Directions »
Reproduce every entry exactly and leave its pictures out.

Data extract »
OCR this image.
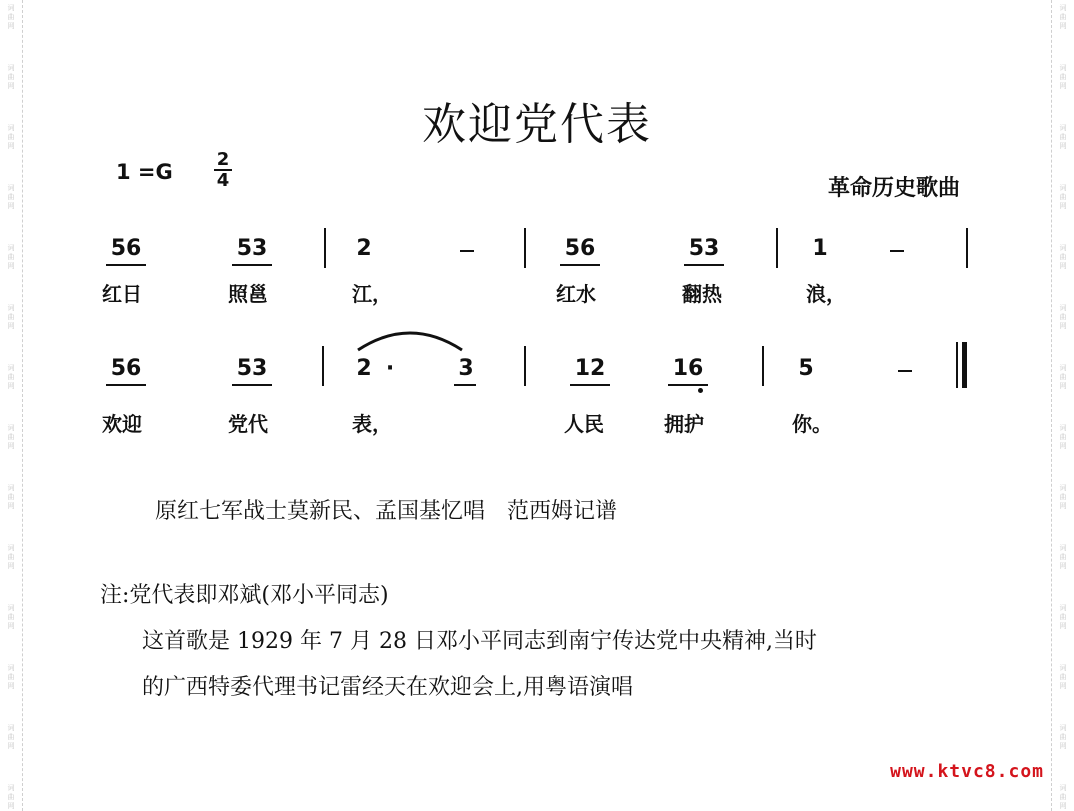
词
曲
网
词
曲
网
词
曲
网
词
曲
网
词
曲
网
词
曲
网
词
曲
网
词
曲
网
词
曲
网
词
曲
网
词
曲
网
词
曲
网
词
曲
网
词
曲
网
词
曲
网
词
曲
网
词
曲
网
词
曲
网
词
曲
网
词
曲
网
词
曲
网
词
曲
网
词
曲
网
词
曲
网
词
曲
网
词
曲
网
词
曲
网
词
曲
网
欢迎党代表
1 =G
2
4	革命历史歌曲
56	53	2	56	53	1
红日	照邕	江，	红水	翻热	浪，
56	53	2 ·	3	12	16	5
欢迎	党代	表，	人民	拥护	你。
原红七军战士莫新民、孟国基忆唱　范西姆记谱
注:党代表即邓斌(邓小平同志)
这首歌是 1929 年 7 月 28 日邓小平同志到南宁传达党中央精神,当时
的广西特委代理书记雷经天在欢迎会上,用粤语演唱
www.ktvc8.com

Answer to this exercise »
OCR this image.
词
曲
网
词
曲
网
词
曲
网
词
曲
网
词
曲
网
词
曲
网
词
曲
网
词
曲
网
词
曲
网
词
曲
网
词
曲
网
词
曲
网
词
曲
网
词
曲
网
词
曲
网
词
曲
网
词
曲
网
词
曲
网
词
曲
网
词
曲
网
词
曲
网
词
曲
网
词
曲
网
词
曲
网
词
曲
网
词
曲
网
词
曲
网
词
曲
网
欢迎党代表
1 =G
2
4	革命历史歌曲
56	53	2	56	53	1
红日	照邕	江，	红水	翻热	浪，
56	53	2 ·	3	12	16	5
欢迎	党代	表，	人民	拥护	你。
原红七军战士莫新民、孟国基忆唱　范西姆记谱
注:党代表即邓斌(邓小平同志)
这首歌是 1929 年 7 月 28 日邓小平同志到南宁传达党中央精神,当时
的广西特委代理书记雷经天在欢迎会上,用粤语演唱
www.ktvc8.com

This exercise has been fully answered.